** BEGIN **

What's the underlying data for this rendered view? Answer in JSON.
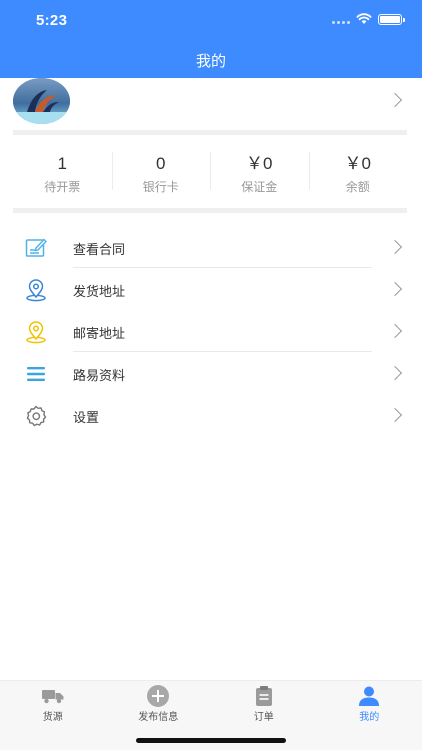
{
  "status_bar": {
    "time": "5:23"
  },
  "header": {
    "title": "我的"
  },
  "stats": [
    {
      "value": "1",
      "label": "待开票"
    },
    {
      "value": "0",
      "label": "银行卡"
    },
    {
      "value": "￥0",
      "label": "保证金"
    },
    {
      "value": "￥0",
      "label": "余额"
    }
  ],
  "menu": [
    {
      "label": "查看合同",
      "icon": "contract-icon"
    },
    {
      "label": "发货地址",
      "icon": "location-pin-icon"
    },
    {
      "label": "邮寄地址",
      "icon": "location-pin-icon"
    },
    {
      "label": "路易资料",
      "icon": "list-icon"
    },
    {
      "label": "设置",
      "icon": "gear-icon"
    }
  ],
  "tabbar": [
    {
      "label": "货源",
      "icon": "truck-icon",
      "active": false
    },
    {
      "label": "发布信息",
      "icon": "plus-circle-icon",
      "active": false
    },
    {
      "label": "订单",
      "icon": "clipboard-icon",
      "active": false
    },
    {
      "label": "我的",
      "icon": "user-icon",
      "active": true
    }
  ],
  "colors": {
    "accent": "#3d8bff",
    "pin_blue": "#3a86d6",
    "pin_yellow": "#f2c200",
    "contract": "#4fb3e6"
  }
}
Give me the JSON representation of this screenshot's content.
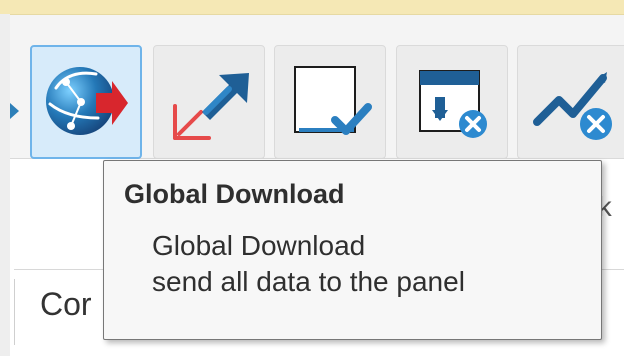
{
  "tooltip": {
    "title": "Global Download",
    "line1": "Global Download",
    "line2": "send all data to the panel"
  },
  "lower": {
    "left_label": "Cor",
    "right_hidden_fragment": "tk"
  },
  "toolbar": {
    "buttons": [
      {
        "icon": "global-download-icon"
      },
      {
        "icon": "upload-arrow-icon"
      },
      {
        "icon": "checkbox-selection-icon"
      },
      {
        "icon": "download-cancel-icon"
      },
      {
        "icon": "trend-cancel-icon"
      }
    ]
  },
  "colors": {
    "active_border": "#6fb4ea",
    "active_fill": "#d7ebfa",
    "accent_blue": "#2d7fb8",
    "accent_red": "#d8262d"
  }
}
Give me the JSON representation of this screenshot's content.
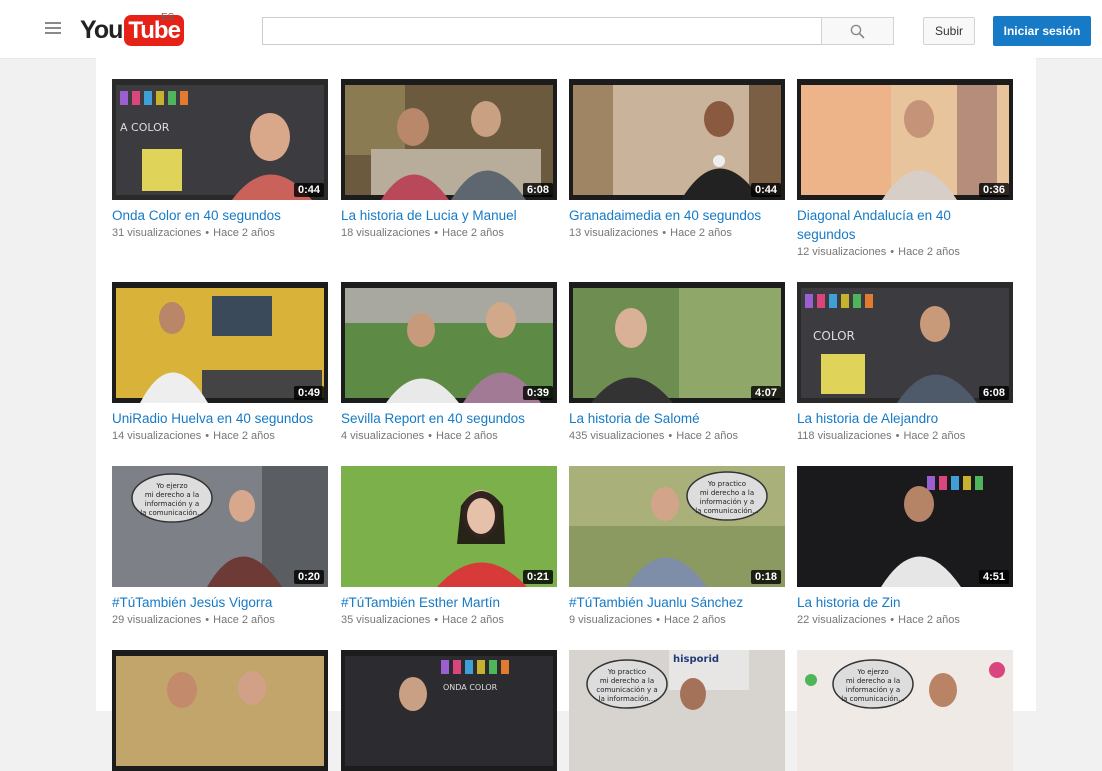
{
  "header": {
    "logo_you": "You",
    "logo_tube": "Tube",
    "country": "ES",
    "search_placeholder": "",
    "upload_label": "Subir",
    "signin_label": "Iniciar sesión"
  },
  "videos": [
    {
      "title": "Onda Color en 40 segundos",
      "views": "31 visualizaciones",
      "age": "Hace 2 años",
      "duration": "0:44"
    },
    {
      "title": "La historia de Lucia y Manuel",
      "views": "18 visualizaciones",
      "age": "Hace 2 años",
      "duration": "6:08"
    },
    {
      "title": "Granadaimedia en 40 segundos",
      "views": "13 visualizaciones",
      "age": "Hace 2 años",
      "duration": "0:44"
    },
    {
      "title": "Diagonal Andalucía en 40 segundos",
      "views": "12 visualizaciones",
      "age": "Hace 2 años",
      "duration": "0:36"
    },
    {
      "title": "UniRadio Huelva en 40 segundos",
      "views": "14 visualizaciones",
      "age": "Hace 2 años",
      "duration": "0:49"
    },
    {
      "title": "Sevilla Report en 40 segundos",
      "views": "4 visualizaciones",
      "age": "Hace 2 años",
      "duration": "0:39"
    },
    {
      "title": "La historia de Salomé",
      "views": "435 visualizaciones",
      "age": "Hace 2 años",
      "duration": "4:07"
    },
    {
      "title": "La historia de Alejandro",
      "views": "118 visualizaciones",
      "age": "Hace 2 años",
      "duration": "6:08"
    },
    {
      "title": "#TúTambién Jesús Vigorra",
      "views": "29 visualizaciones",
      "age": "Hace 2 años",
      "duration": "0:20"
    },
    {
      "title": "#TúTambién Esther Martín",
      "views": "35 visualizaciones",
      "age": "Hace 2 años",
      "duration": "0:21"
    },
    {
      "title": "#TúTambién Juanlu Sánchez",
      "views": "9 visualizaciones",
      "age": "Hace 2 años",
      "duration": "0:18"
    },
    {
      "title": "La historia de Zin",
      "views": "22 visualizaciones",
      "age": "Hace 2 años",
      "duration": "4:51"
    },
    {
      "title": "",
      "views": "",
      "age": "",
      "duration": ""
    },
    {
      "title": "",
      "views": "",
      "age": "",
      "duration": ""
    },
    {
      "title": "",
      "views": "",
      "age": "",
      "duration": ""
    },
    {
      "title": "",
      "views": "",
      "age": "",
      "duration": ""
    }
  ],
  "meta_separator": "•",
  "colors": {
    "link": "#167ac6",
    "meta": "#767676",
    "signin_bg": "#167ac6",
    "logo_red": "#e62117"
  }
}
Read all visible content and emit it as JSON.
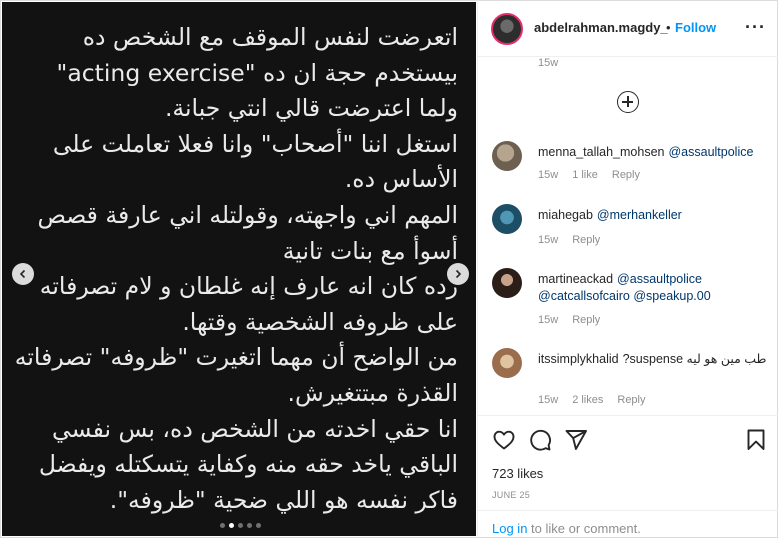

** END **

- TASK: Sift the material for lines with the string "cancel". Copy each one found.

- ANSWER TO THIS PROBLEM:
        "icon": "download-cancel-icon"
        "icon": "trend-cancel-icon"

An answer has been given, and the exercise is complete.